**Problem description:** Copy the data that follows exactly. Include no pictures.

**Excerpted data:**

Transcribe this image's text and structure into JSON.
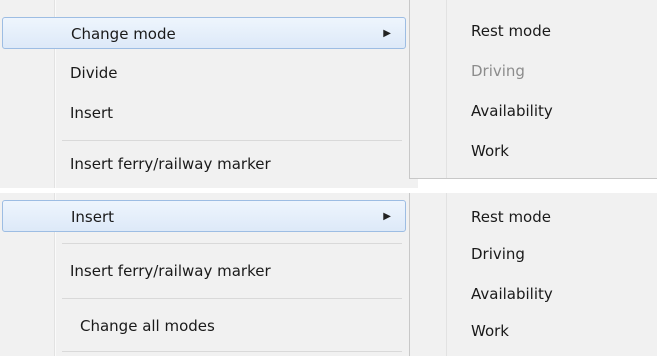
{
  "top_menu": {
    "items": [
      {
        "label": "Change mode",
        "has_submenu": true,
        "highlighted": true
      },
      {
        "label": "Divide",
        "has_submenu": false
      },
      {
        "label": "Insert",
        "has_submenu": true
      },
      {
        "label": "Insert ferry/railway marker",
        "has_submenu": false
      }
    ],
    "submenu": {
      "items": [
        {
          "label": "Rest mode",
          "disabled": false
        },
        {
          "label": "Driving",
          "disabled": true
        },
        {
          "label": "Availability",
          "disabled": false
        },
        {
          "label": "Work",
          "disabled": false
        }
      ]
    }
  },
  "bottom_menu": {
    "items": [
      {
        "label": "Insert",
        "has_submenu": true,
        "highlighted": true
      },
      {
        "label": "Insert ferry/railway marker",
        "has_submenu": false
      },
      {
        "label": "Change all modes",
        "has_submenu": true
      }
    ],
    "submenu": {
      "items": [
        {
          "label": "Rest mode",
          "disabled": false
        },
        {
          "label": "Driving",
          "disabled": false
        },
        {
          "label": "Availability",
          "disabled": false
        },
        {
          "label": "Work",
          "disabled": false
        }
      ]
    }
  },
  "icons": {
    "submenu_arrow": "triangle-right-icon"
  }
}
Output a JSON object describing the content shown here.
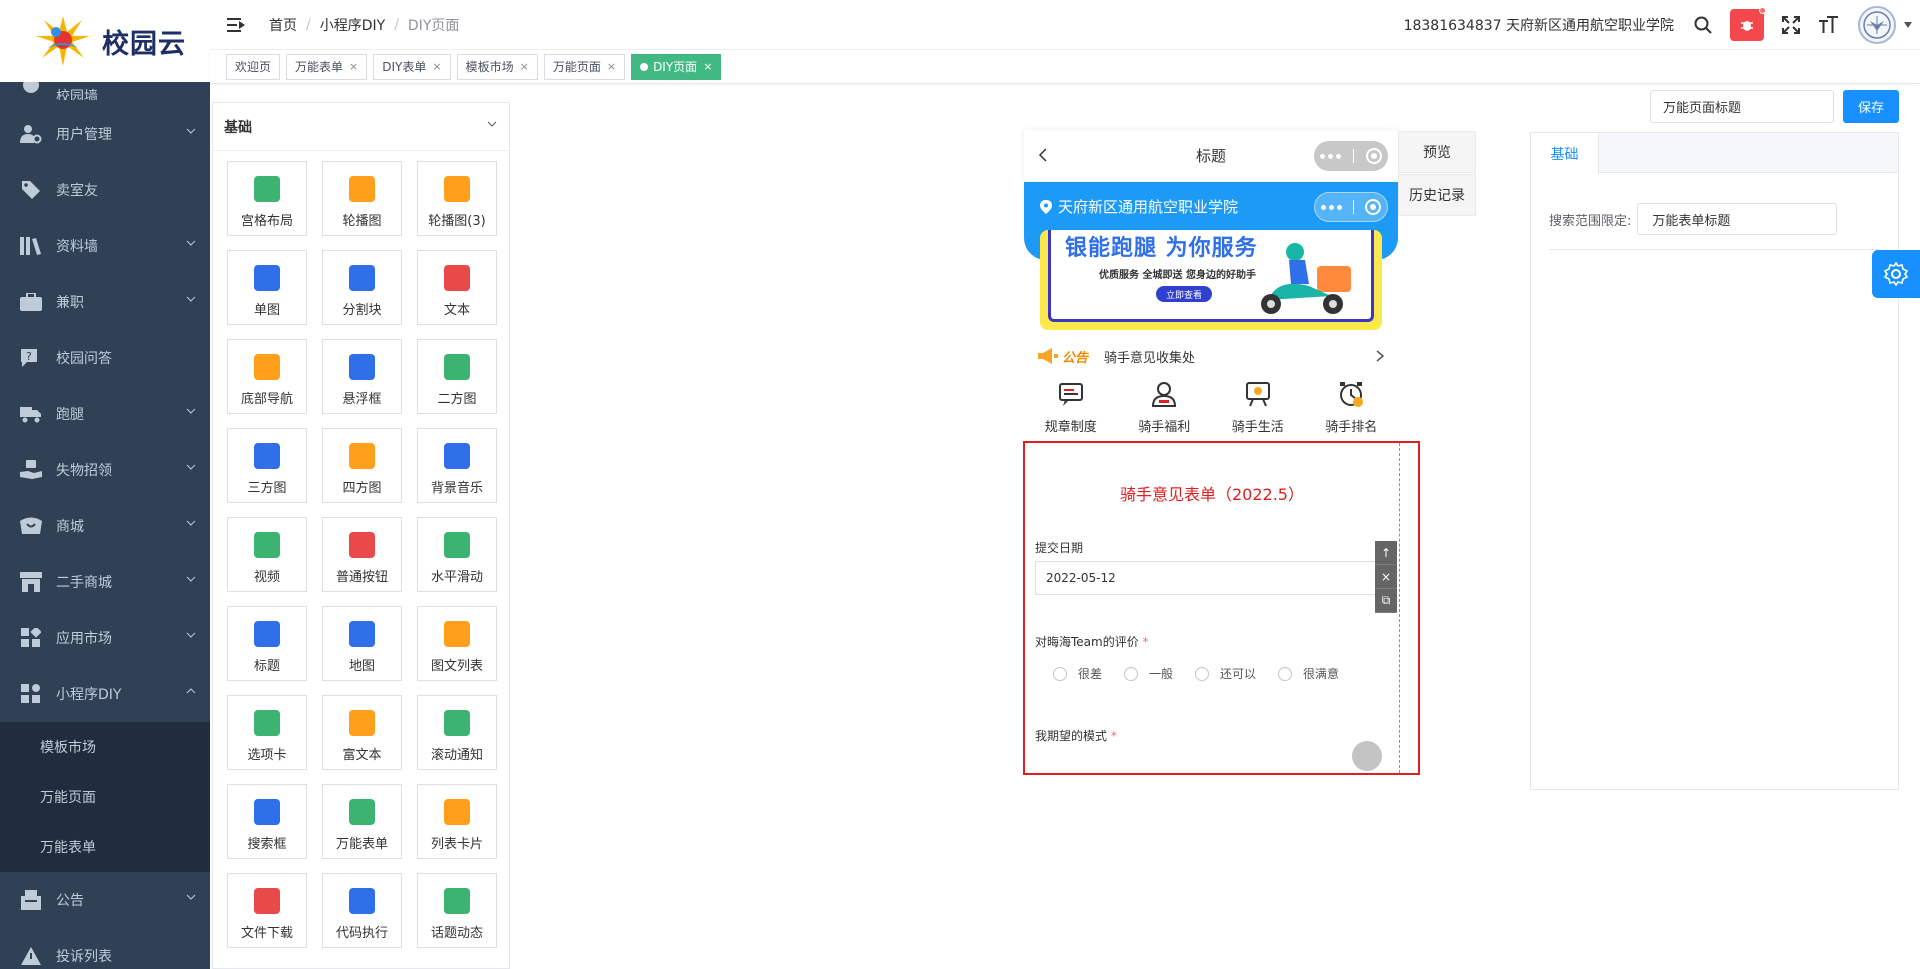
{
  "brand": {
    "title": "校园云"
  },
  "breadcrumb": [
    "首页",
    "小程序DIY",
    "DIY页面"
  ],
  "header": {
    "user_info": "18381634837 天府新区通用航空职业学院"
  },
  "tags": [
    {
      "label": "欢迎页",
      "closable": false,
      "active": false
    },
    {
      "label": "万能表单",
      "closable": true,
      "active": false
    },
    {
      "label": "DIY表单",
      "closable": true,
      "active": false
    },
    {
      "label": "模板市场",
      "closable": true,
      "active": false
    },
    {
      "label": "万能页面",
      "closable": true,
      "active": false
    },
    {
      "label": "DIY页面",
      "closable": true,
      "active": true
    }
  ],
  "sidebar": {
    "partial_top": "校园墙",
    "items": [
      {
        "label": "用户管理",
        "icon": "user-settings-icon",
        "has_children": true
      },
      {
        "label": "卖室友",
        "icon": "tag-icon",
        "has_children": false
      },
      {
        "label": "资料墙",
        "icon": "books-icon",
        "has_children": true
      },
      {
        "label": "兼职",
        "icon": "briefcase-icon",
        "has_children": true
      },
      {
        "label": "校园问答",
        "icon": "question-icon",
        "has_children": false
      },
      {
        "label": "跑腿",
        "icon": "truck-icon",
        "has_children": true
      },
      {
        "label": "失物招领",
        "icon": "hands-icon",
        "has_children": true
      },
      {
        "label": "商城",
        "icon": "shop-icon",
        "has_children": true
      },
      {
        "label": "二手商城",
        "icon": "store-icon",
        "has_children": true
      },
      {
        "label": "应用市场",
        "icon": "apps-icon",
        "has_children": true
      },
      {
        "label": "小程序DIY",
        "icon": "diy-icon",
        "has_children": true,
        "expanded": true
      }
    ],
    "sub_items": [
      "模板市场",
      "万能页面",
      "万能表单"
    ],
    "after_items": [
      {
        "label": "公告",
        "icon": "notice-icon",
        "has_children": true
      },
      {
        "label": "投诉列表",
        "icon": "warning-icon",
        "has_children": false
      }
    ]
  },
  "components": {
    "header": "基础",
    "items": [
      {
        "label": "宫格布局",
        "color": "#3cb371"
      },
      {
        "label": "轮播图",
        "color": "#ff9f1a"
      },
      {
        "label": "轮播图(3)",
        "color": "#ff9f1a"
      },
      {
        "label": "单图",
        "color": "#2f6fe8"
      },
      {
        "label": "分割块",
        "color": "#2f6fe8"
      },
      {
        "label": "文本",
        "color": "#e84a4a"
      },
      {
        "label": "底部导航",
        "color": "#ff9f1a"
      },
      {
        "label": "悬浮框",
        "color": "#2f6fe8"
      },
      {
        "label": "二方图",
        "color": "#3cb371"
      },
      {
        "label": "三方图",
        "color": "#2f6fe8"
      },
      {
        "label": "四方图",
        "color": "#ff9f1a"
      },
      {
        "label": "背景音乐",
        "color": "#2f6fe8"
      },
      {
        "label": "视频",
        "color": "#3cb371"
      },
      {
        "label": "普通按钮",
        "color": "#e84a4a"
      },
      {
        "label": "水平滑动",
        "color": "#3cb371"
      },
      {
        "label": "标题",
        "color": "#2f6fe8"
      },
      {
        "label": "地图",
        "color": "#2f6fe8"
      },
      {
        "label": "图文列表",
        "color": "#ff9f1a"
      },
      {
        "label": "选项卡",
        "color": "#3cb371"
      },
      {
        "label": "富文本",
        "color": "#ff9f1a"
      },
      {
        "label": "滚动通知",
        "color": "#3cb371"
      },
      {
        "label": "搜索框",
        "color": "#2f6fe8"
      },
      {
        "label": "万能表单",
        "color": "#3cb371"
      },
      {
        "label": "列表卡片",
        "color": "#ff9f1a"
      },
      {
        "label": "文件下载",
        "color": "#e84a4a"
      },
      {
        "label": "代码执行",
        "color": "#2f6fe8"
      },
      {
        "label": "话题动态",
        "color": "#3cb371"
      }
    ]
  },
  "phone": {
    "nav_title": "标题",
    "school_name": "天府新区通用航空职业学院",
    "banner": {
      "slogan": "银能跑腿 为你服务",
      "sub": "优质服务  全城即送  您身边的好助手",
      "button": "立即查看"
    },
    "notice": {
      "tag": "公告",
      "text": "骑手意见收集处"
    },
    "quick_links": [
      "规章制度",
      "骑手福利",
      "骑手生活",
      "骑手排名"
    ],
    "form": {
      "title": "骑手意见表单（2022.5）",
      "date_label": "提交日期",
      "date_value": "2022-05-12",
      "rating_label": "对晦海Team的评价",
      "rating_options": [
        "很差",
        "一般",
        "还可以",
        "很满意"
      ],
      "mode_label": "我期望的模式",
      "required_mark": "*"
    },
    "tool_labels": [
      "↑",
      "×",
      "⧉"
    ]
  },
  "side_buttons": {
    "preview": "预览",
    "history": "历史记录"
  },
  "right_panel": {
    "page_title_placeholder": "万能页面标题",
    "save": "保存",
    "tab": "基础",
    "search_scope_label": "搜索范围限定:",
    "search_scope_value": "万能表单标题"
  }
}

**Solution to this problem:**
Transcribe this image's text and structure into JSON.
{
  "top_menu": {
    "items": [
      {
        "label": "Change mode",
        "has_submenu": true,
        "highlighted": true
      },
      {
        "label": "Divide",
        "has_submenu": false
      },
      {
        "label": "Insert",
        "has_submenu": true
      },
      {
        "label": "Insert ferry/railway marker",
        "has_submenu": false
      }
    ],
    "submenu": {
      "items": [
        {
          "label": "Rest mode",
          "disabled": false
        },
        {
          "label": "Driving",
          "disabled": true
        },
        {
          "label": "Availability",
          "disabled": false
        },
        {
          "label": "Work",
          "disabled": false
        }
      ]
    }
  },
  "bottom_menu": {
    "items": [
      {
        "label": "Insert",
        "has_submenu": true,
        "highlighted": true
      },
      {
        "label": "Insert ferry/railway marker",
        "has_submenu": false
      },
      {
        "label": "Change all modes",
        "has_submenu": true
      }
    ],
    "submenu": {
      "items": [
        {
          "label": "Rest mode",
          "disabled": false
        },
        {
          "label": "Driving",
          "disabled": false
        },
        {
          "label": "Availability",
          "disabled": false
        },
        {
          "label": "Work",
          "disabled": false
        }
      ]
    }
  },
  "icons": {
    "submenu_arrow": "triangle-right-icon"
  }
}
Output a JSON object describing the content shown here.
{
  "brand": {
    "title": "校园云"
  },
  "breadcrumb": [
    "首页",
    "小程序DIY",
    "DIY页面"
  ],
  "header": {
    "user_info": "18381634837 天府新区通用航空职业学院"
  },
  "tags": [
    {
      "label": "欢迎页",
      "closable": false,
      "active": false
    },
    {
      "label": "万能表单",
      "closable": true,
      "active": false
    },
    {
      "label": "DIY表单",
      "closable": true,
      "active": false
    },
    {
      "label": "模板市场",
      "closable": true,
      "active": false
    },
    {
      "label": "万能页面",
      "closable": true,
      "active": false
    },
    {
      "label": "DIY页面",
      "closable": true,
      "active": true
    }
  ],
  "sidebar": {
    "partial_top": "校园墙",
    "items": [
      {
        "label": "用户管理",
        "icon": "user-settings-icon",
        "has_children": true
      },
      {
        "label": "卖室友",
        "icon": "tag-icon",
        "has_children": false
      },
      {
        "label": "资料墙",
        "icon": "books-icon",
        "has_children": true
      },
      {
        "label": "兼职",
        "icon": "briefcase-icon",
        "has_children": true
      },
      {
        "label": "校园问答",
        "icon": "question-icon",
        "has_children": false
      },
      {
        "label": "跑腿",
        "icon": "truck-icon",
        "has_children": true
      },
      {
        "label": "失物招领",
        "icon": "hands-icon",
        "has_children": true
      },
      {
        "label": "商城",
        "icon": "shop-icon",
        "has_children": true
      },
      {
        "label": "二手商城",
        "icon": "store-icon",
        "has_children": true
      },
      {
        "label": "应用市场",
        "icon": "apps-icon",
        "has_children": true
      },
      {
        "label": "小程序DIY",
        "icon": "diy-icon",
        "has_children": true,
        "expanded": true
      }
    ],
    "sub_items": [
      "模板市场",
      "万能页面",
      "万能表单"
    ],
    "after_items": [
      {
        "label": "公告",
        "icon": "notice-icon",
        "has_children": true
      },
      {
        "label": "投诉列表",
        "icon": "warning-icon",
        "has_children": false
      }
    ]
  },
  "components": {
    "header": "基础",
    "items": [
      {
        "label": "宫格布局",
        "color": "#3cb371"
      },
      {
        "label": "轮播图",
        "color": "#ff9f1a"
      },
      {
        "label": "轮播图(3)",
        "color": "#ff9f1a"
      },
      {
        "label": "单图",
        "color": "#2f6fe8"
      },
      {
        "label": "分割块",
        "color": "#2f6fe8"
      },
      {
        "label": "文本",
        "color": "#e84a4a"
      },
      {
        "label": "底部导航",
        "color": "#ff9f1a"
      },
      {
        "label": "悬浮框",
        "color": "#2f6fe8"
      },
      {
        "label": "二方图",
        "color": "#3cb371"
      },
      {
        "label": "三方图",
        "color": "#2f6fe8"
      },
      {
        "label": "四方图",
        "color": "#ff9f1a"
      },
      {
        "label": "背景音乐",
        "color": "#2f6fe8"
      },
      {
        "label": "视频",
        "color": "#3cb371"
      },
      {
        "label": "普通按钮",
        "color": "#e84a4a"
      },
      {
        "label": "水平滑动",
        "color": "#3cb371"
      },
      {
        "label": "标题",
        "color": "#2f6fe8"
      },
      {
        "label": "地图",
        "color": "#2f6fe8"
      },
      {
        "label": "图文列表",
        "color": "#ff9f1a"
      },
      {
        "label": "选项卡",
        "color": "#3cb371"
      },
      {
        "label": "富文本",
        "color": "#ff9f1a"
      },
      {
        "label": "滚动通知",
        "color": "#3cb371"
      },
      {
        "label": "搜索框",
        "color": "#2f6fe8"
      },
      {
        "label": "万能表单",
        "color": "#3cb371"
      },
      {
        "label": "列表卡片",
        "color": "#ff9f1a"
      },
      {
        "label": "文件下载",
        "color": "#e84a4a"
      },
      {
        "label": "代码执行",
        "color": "#2f6fe8"
      },
      {
        "label": "话题动态",
        "color": "#3cb371"
      }
    ]
  },
  "phone": {
    "nav_title": "标题",
    "school_name": "天府新区通用航空职业学院",
    "banner": {
      "slogan": "银能跑腿 为你服务",
      "sub": "优质服务  全城即送  您身边的好助手",
      "button": "立即查看"
    },
    "notice": {
      "tag": "公告",
      "text": "骑手意见收集处"
    },
    "quick_links": [
      "规章制度",
      "骑手福利",
      "骑手生活",
      "骑手排名"
    ],
    "form": {
      "title": "骑手意见表单（2022.5）",
      "date_label": "提交日期",
      "date_value": "2022-05-12",
      "rating_label": "对晦海Team的评价",
      "rating_options": [
        "很差",
        "一般",
        "还可以",
        "很满意"
      ],
      "mode_label": "我期望的模式",
      "required_mark": "*"
    },
    "tool_labels": [
      "↑",
      "×",
      "⧉"
    ]
  },
  "side_buttons": {
    "preview": "预览",
    "history": "历史记录"
  },
  "right_panel": {
    "page_title_placeholder": "万能页面标题",
    "save": "保存",
    "tab": "基础",
    "search_scope_label": "搜索范围限定:",
    "search_scope_value": "万能表单标题"
  }
}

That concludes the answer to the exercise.